### EXERCISE INPUT
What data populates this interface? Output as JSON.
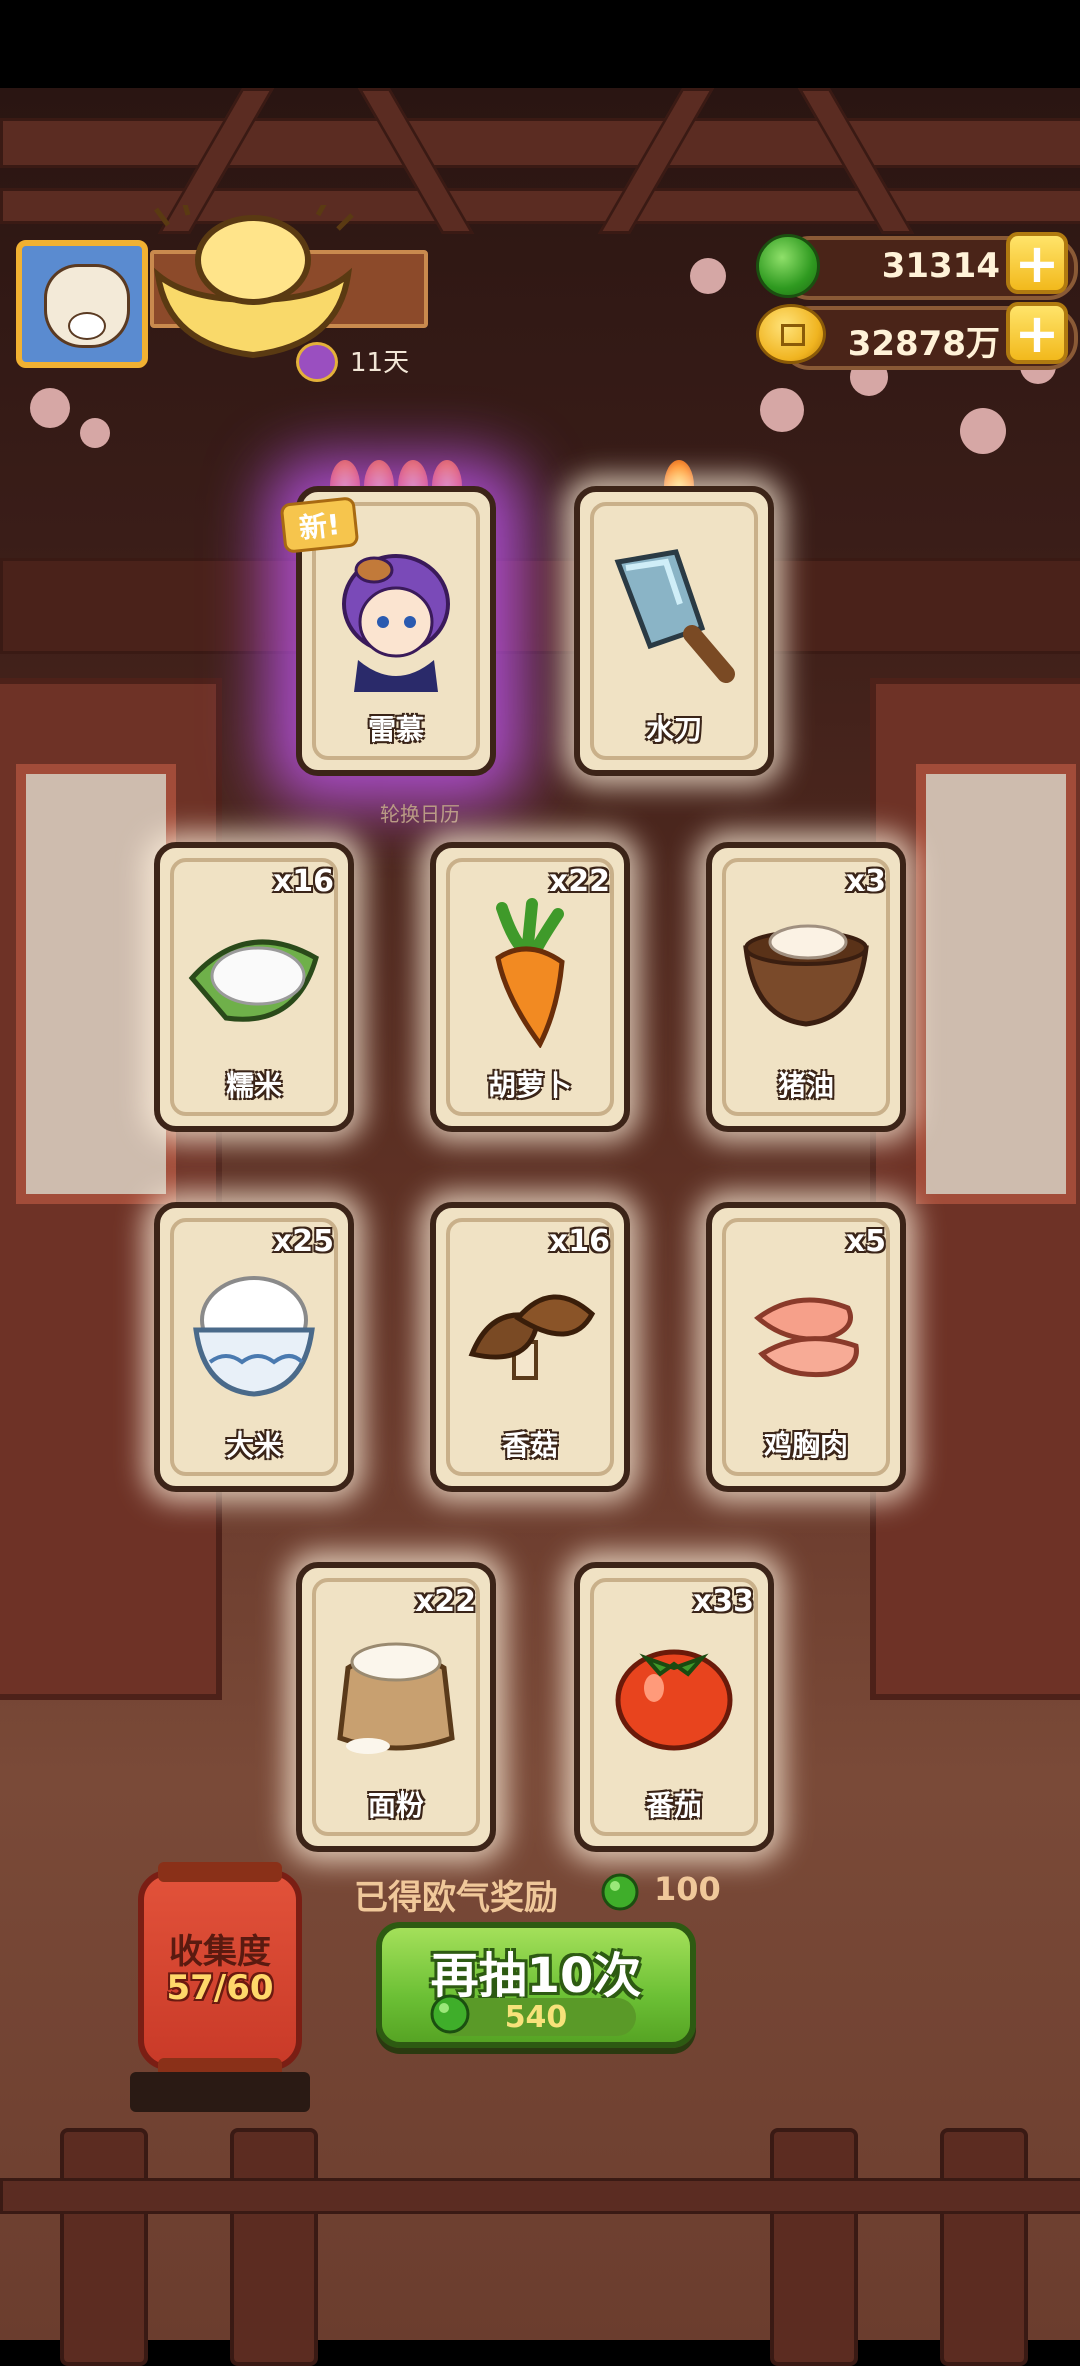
{
  "header": {
    "days_label": "11天"
  },
  "currencies": [
    {
      "name": "jade",
      "value": "31314",
      "plus": "+"
    },
    {
      "name": "coin",
      "value": "32878万",
      "plus": "+"
    }
  ],
  "featured_cards": [
    {
      "label": "雷慕",
      "flames": 4,
      "badge": "新!",
      "art": "purple-haired-character"
    },
    {
      "label": "水刀",
      "flames": 1,
      "art": "cleaver-knife"
    }
  ],
  "rotation_label": "轮换日历",
  "cards": [
    {
      "label": "糯米",
      "count": "x16",
      "art": "sticky-rice"
    },
    {
      "label": "胡萝卜",
      "count": "x22",
      "art": "carrot"
    },
    {
      "label": "猪油",
      "count": "x3",
      "art": "lard-bowl"
    },
    {
      "label": "大米",
      "count": "x25",
      "art": "rice-bowl"
    },
    {
      "label": "香菇",
      "count": "x16",
      "art": "shiitake"
    },
    {
      "label": "鸡胸肉",
      "count": "x5",
      "art": "chicken-breast"
    },
    {
      "label": "面粉",
      "count": "x22",
      "art": "flour-sack"
    },
    {
      "label": "番茄",
      "count": "x33",
      "art": "tomato"
    }
  ],
  "collection": {
    "title": "收集度",
    "value": "57/60"
  },
  "luck_reward": {
    "label": "已得欧气奖励",
    "value": "100"
  },
  "draw_button": {
    "label": "再抽10次",
    "cost": "540"
  },
  "colors": {
    "jade": "#2f9a20",
    "gold": "#f2b91c",
    "card_bg": "#f0e2c4",
    "draw_green": "#6cc035",
    "lantern_red": "#c93a28"
  }
}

### EXERCISE INSTRUCTIONS
Omit every picture, then repeat the remaining data exactly as it appears above.

### ANSWER BELOW
What data populates this interface? Output as JSON.
{
  "header": {
    "days_label": "11天"
  },
  "currencies": [
    {
      "name": "jade",
      "value": "31314",
      "plus": "+"
    },
    {
      "name": "coin",
      "value": "32878万",
      "plus": "+"
    }
  ],
  "featured_cards": [
    {
      "label": "雷慕",
      "flames": 4,
      "badge": "新!",
      "art": "purple-haired-character"
    },
    {
      "label": "水刀",
      "flames": 1,
      "art": "cleaver-knife"
    }
  ],
  "rotation_label": "轮换日历",
  "cards": [
    {
      "label": "糯米",
      "count": "x16",
      "art": "sticky-rice"
    },
    {
      "label": "胡萝卜",
      "count": "x22",
      "art": "carrot"
    },
    {
      "label": "猪油",
      "count": "x3",
      "art": "lard-bowl"
    },
    {
      "label": "大米",
      "count": "x25",
      "art": "rice-bowl"
    },
    {
      "label": "香菇",
      "count": "x16",
      "art": "shiitake"
    },
    {
      "label": "鸡胸肉",
      "count": "x5",
      "art": "chicken-breast"
    },
    {
      "label": "面粉",
      "count": "x22",
      "art": "flour-sack"
    },
    {
      "label": "番茄",
      "count": "x33",
      "art": "tomato"
    }
  ],
  "collection": {
    "title": "收集度",
    "value": "57/60"
  },
  "luck_reward": {
    "label": "已得欧气奖励",
    "value": "100"
  },
  "draw_button": {
    "label": "再抽10次",
    "cost": "540"
  },
  "colors": {
    "jade": "#2f9a20",
    "gold": "#f2b91c",
    "card_bg": "#f0e2c4",
    "draw_green": "#6cc035",
    "lantern_red": "#c93a28"
  }
}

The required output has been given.